◆ Required task
Repeat the material below exactly, with no pictures.

**** Supplied information

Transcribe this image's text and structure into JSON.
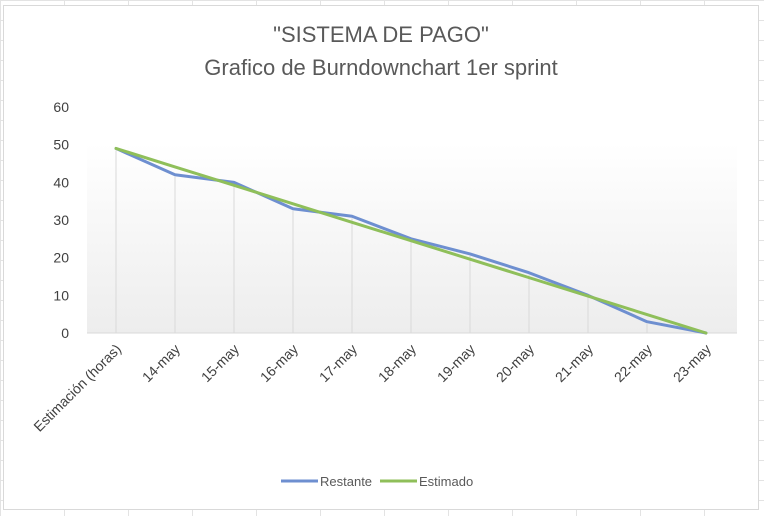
{
  "chart_data": {
    "type": "line",
    "title": "\"SISTEMA DE PAGO\"",
    "subtitle": "Grafico de Burndownchart 1er sprint",
    "categories": [
      "Estimación (horas)",
      "14-may",
      "15-may",
      "16-may",
      "17-may",
      "18-may",
      "19-may",
      "20-may",
      "21-may",
      "22-may",
      "23-may"
    ],
    "series": [
      {
        "name": "Restante",
        "color": "#6e8fd0",
        "values": [
          49,
          42,
          40,
          33,
          31,
          25,
          21,
          16,
          10,
          3,
          0
        ]
      },
      {
        "name": "Estimado",
        "color": "#8fbf5a",
        "values": [
          49,
          44.1,
          39.2,
          34.3,
          29.4,
          24.5,
          19.6,
          14.7,
          9.8,
          4.9,
          0
        ]
      }
    ],
    "ylim": [
      0,
      60
    ],
    "yticks": [
      0,
      10,
      20,
      30,
      40,
      50,
      60
    ],
    "xlabel": "",
    "ylabel": "",
    "grid": "vertical",
    "legend": "bottom"
  }
}
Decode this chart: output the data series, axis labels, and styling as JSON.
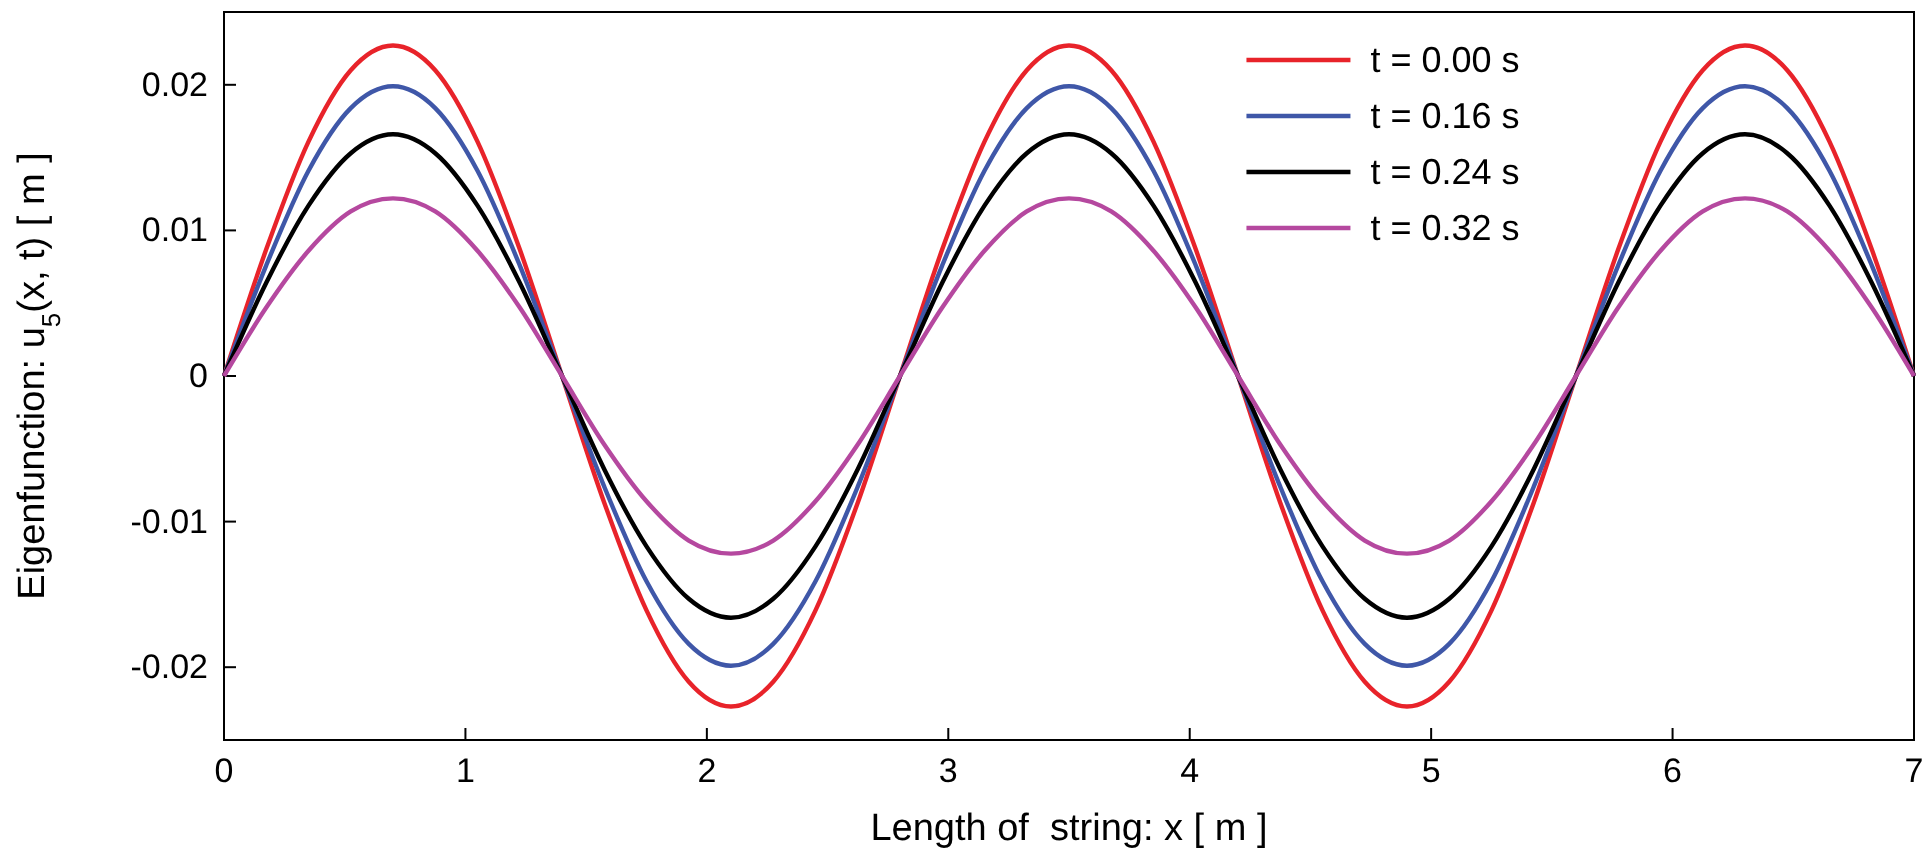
{
  "chart_data": {
    "type": "line",
    "xlabel": "Length of  string: x [ m ]",
    "ylabel": "Eigenfunction: u$_{5}$(x, t) [ m ]",
    "x": [
      0,
      0.175,
      0.35,
      0.525,
      0.7,
      0.875,
      1.05,
      1.225,
      1.4,
      1.575,
      1.75,
      1.925,
      2.1,
      2.275,
      2.45,
      2.625,
      2.8,
      2.975,
      3.15,
      3.325,
      3.5,
      3.675,
      3.85,
      4.025,
      4.2,
      4.375,
      4.55,
      4.725,
      4.9,
      5.075,
      5.25,
      5.425,
      5.6,
      5.775,
      5.95,
      6.125,
      6.3,
      6.475,
      6.65,
      6.825,
      7
    ],
    "xlim": [
      0,
      7
    ],
    "xticks": [
      0,
      1,
      2,
      3,
      4,
      5,
      6,
      7
    ],
    "ylim": [
      -0.025,
      0.025
    ],
    "yticks": [
      -0.02,
      -0.01,
      0,
      0.01,
      0.02
    ],
    "legend": "top right",
    "line_style": "solid",
    "marker": "none",
    "grid": false,
    "series": [
      {
        "name": "t = 0.00 s",
        "color": "#e8232a",
        "values": [
          0,
          0.0087,
          0.0161,
          0.021,
          0.0227,
          0.021,
          0.0161,
          0.0087,
          0,
          -0.0087,
          -0.0161,
          -0.021,
          -0.0227,
          -0.021,
          -0.0161,
          -0.0087,
          0,
          0.0087,
          0.0161,
          0.021,
          0.0227,
          0.021,
          0.0161,
          0.0087,
          0,
          -0.0087,
          -0.0161,
          -0.021,
          -0.0227,
          -0.021,
          -0.0161,
          -0.0087,
          0,
          0.0087,
          0.0161,
          0.021,
          0.0227,
          0.021,
          0.0161,
          0.0087,
          0
        ]
      },
      {
        "name": "t = 0.16 s",
        "color": "#3f57a8",
        "values": [
          0,
          0.0076,
          0.0141,
          0.0184,
          0.0199,
          0.0184,
          0.0141,
          0.0076,
          0,
          -0.0076,
          -0.0141,
          -0.0184,
          -0.0199,
          -0.0184,
          -0.0141,
          -0.0076,
          0,
          0.0076,
          0.0141,
          0.0184,
          0.0199,
          0.0184,
          0.0141,
          0.0076,
          0,
          -0.0076,
          -0.0141,
          -0.0184,
          -0.0199,
          -0.0184,
          -0.0141,
          -0.0076,
          0,
          0.0076,
          0.0141,
          0.0184,
          0.0199,
          0.0184,
          0.0141,
          0.0076,
          0
        ]
      },
      {
        "name": "t = 0.24 s",
        "color": "#000000",
        "values": [
          0,
          0.0064,
          0.0117,
          0.0153,
          0.0166,
          0.0153,
          0.0117,
          0.0064,
          0,
          -0.0064,
          -0.0117,
          -0.0153,
          -0.0166,
          -0.0153,
          -0.0117,
          -0.0064,
          0,
          0.0064,
          0.0117,
          0.0153,
          0.0166,
          0.0153,
          0.0117,
          0.0064,
          0,
          -0.0064,
          -0.0117,
          -0.0153,
          -0.0166,
          -0.0153,
          -0.0117,
          -0.0064,
          0,
          0.0064,
          0.0117,
          0.0153,
          0.0166,
          0.0153,
          0.0117,
          0.0064,
          0
        ]
      },
      {
        "name": "t = 0.32 s",
        "color": "#b5489f",
        "values": [
          0,
          0.0047,
          0.0086,
          0.0113,
          0.0122,
          0.0113,
          0.0086,
          0.0047,
          0,
          -0.0047,
          -0.0086,
          -0.0113,
          -0.0122,
          -0.0113,
          -0.0086,
          -0.0047,
          0,
          0.0047,
          0.0086,
          0.0113,
          0.0122,
          0.0113,
          0.0086,
          0.0047,
          0,
          -0.0047,
          -0.0086,
          -0.0113,
          -0.0122,
          -0.0113,
          -0.0086,
          -0.0047,
          0,
          0.0047,
          0.0086,
          0.0113,
          0.0122,
          0.0113,
          0.0086,
          0.0047,
          0
        ]
      }
    ]
  }
}
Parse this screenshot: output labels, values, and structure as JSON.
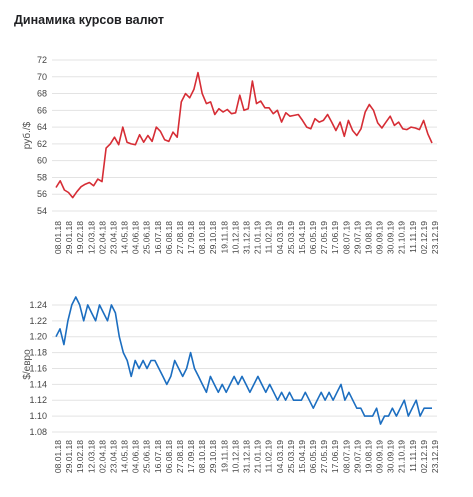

********

◆ Final result
Transcribe this image's text and structure into JSON.
{
  "chart_data": {
    "type": "line",
    "title": "\"SISTEMA DE PAGO\"",
    "subtitle": "Grafico de Burndownchart 1er sprint",
    "categories": [
      "Estimación (horas)",
      "14-may",
      "15-may",
      "16-may",
      "17-may",
      "18-may",
      "19-may",
      "20-may",
      "21-may",
      "22-may",
      "23-may"
    ],
    "series": [
      {
        "name": "Restante",
        "color": "#6e8fd0",
        "values": [
          49,
          42,
          40,
          33,
          31,
          25,
          21,
          16,
          10,
          3,
          0
        ]
      },
      {
        "name": "Estimado",
        "color": "#8fbf5a",
        "values": [
          49,
          44.1,
          39.2,
          34.3,
          29.4,
          24.5,
          19.6,
          14.7,
          9.8,
          4.9,
          0
        ]
      }
    ],
    "ylim": [
      0,
      60
    ],
    "yticks": [
      0,
      10,
      20,
      30,
      40,
      50,
      60
    ],
    "xlabel": "",
    "ylabel": "",
    "grid": "vertical",
    "legend": "bottom"
  }
}
Decode this chart: output the data series, axis labels, and styling as JSON.
{
  "chart_data": {
    "type": "line",
    "xlabel": "Length of  string: x [ m ]",
    "ylabel": "Eigenfunction: u$_{5}$(x, t) [ m ]",
    "x": [
      0,
      0.175,
      0.35,
      0.525,
      0.7,
      0.875,
      1.05,
      1.225,
      1.4,
      1.575,
      1.75,
      1.925,
      2.1,
      2.275,
      2.45,
      2.625,
      2.8,
      2.975,
      3.15,
      3.325,
      3.5,
      3.675,
      3.85,
      4.025,
      4.2,
      4.375,
      4.55,
      4.725,
      4.9,
      5.075,
      5.25,
      5.425,
      5.6,
      5.775,
      5.95,
      6.125,
      6.3,
      6.475,
      6.65,
      6.825,
      7
    ],
    "xlim": [
      0,
      7
    ],
    "xticks": [
      0,
      1,
      2,
      3,
      4,
      5,
      6,
      7
    ],
    "ylim": [
      -0.025,
      0.025
    ],
    "yticks": [
      -0.02,
      -0.01,
      0,
      0.01,
      0.02
    ],
    "legend": "top right",
    "line_style": "solid",
    "marker": "none",
    "grid": false,
    "series": [
      {
        "name": "t = 0.00 s",
        "color": "#e8232a",
        "values": [
          0,
          0.0087,
          0.0161,
          0.021,
          0.0227,
          0.021,
          0.0161,
          0.0087,
          0,
          -0.0087,
          -0.0161,
          -0.021,
          -0.0227,
          -0.021,
          -0.0161,
          -0.0087,
          0,
          0.0087,
          0.0161,
          0.021,
          0.0227,
          0.021,
          0.0161,
          0.0087,
          0,
          -0.0087,
          -0.0161,
          -0.021,
          -0.0227,
          -0.021,
          -0.0161,
          -0.0087,
          0,
          0.0087,
          0.0161,
          0.021,
          0.0227,
          0.021,
          0.0161,
          0.0087,
          0
        ]
      },
      {
        "name": "t = 0.16 s",
        "color": "#3f57a8",
        "values": [
          0,
          0.0076,
          0.0141,
          0.0184,
          0.0199,
          0.0184,
          0.0141,
          0.0076,
          0,
          -0.0076,
          -0.0141,
          -0.0184,
          -0.0199,
          -0.0184,
          -0.0141,
          -0.0076,
          0,
          0.0076,
          0.0141,
          0.0184,
          0.0199,
          0.0184,
          0.0141,
          0.0076,
          0,
          -0.0076,
          -0.0141,
          -0.0184,
          -0.0199,
          -0.0184,
          -0.0141,
          -0.0076,
          0,
          0.0076,
          0.0141,
          0.0184,
          0.0199,
          0.0184,
          0.0141,
          0.0076,
          0
        ]
      },
      {
        "name": "t = 0.24 s",
        "color": "#000000",
        "values": [
          0,
          0.0064,
          0.0117,
          0.0153,
          0.0166,
          0.0153,
          0.0117,
          0.0064,
          0,
          -0.0064,
          -0.0117,
          -0.0153,
          -0.0166,
          -0.0153,
          -0.0117,
          -0.0064,
          0,
          0.0064,
          0.0117,
          0.0153,
          0.0166,
          0.0153,
          0.0117,
          0.0064,
          0,
          -0.0064,
          -0.0117,
          -0.0153,
          -0.0166,
          -0.0153,
          -0.0117,
          -0.0064,
          0,
          0.0064,
          0.0117,
          0.0153,
          0.0166,
          0.0153,
          0.0117,
          0.0064,
          0
        ]
      },
      {
        "name": "t = 0.32 s",
        "color": "#b5489f",
        "values": [
          0,
          0.0047,
          0.0086,
          0.0113,
          0.0122,
          0.0113,
          0.0086,
          0.0047,
          0,
          -0.0047,
          -0.0086,
          -0.0113,
          -0.0122,
          -0.0113,
          -0.0086,
          -0.0047,
          0,
          0.0047,
          0.0086,
          0.0113,
          0.0122,
          0.0113,
          0.0086,
          0.0047,
          0,
          -0.0047,
          -0.0086,
          -0.0113,
          -0.0122,
          -0.0113,
          -0.0086,
          -0.0047,
          0,
          0.0047,
          0.0086,
          0.0113,
          0.0122,
          0.0113,
          0.0086,
          0.0047,
          0
        ]
      }
    ]
  }
}
Parse this screenshot: output labels, values, and structure as JSON.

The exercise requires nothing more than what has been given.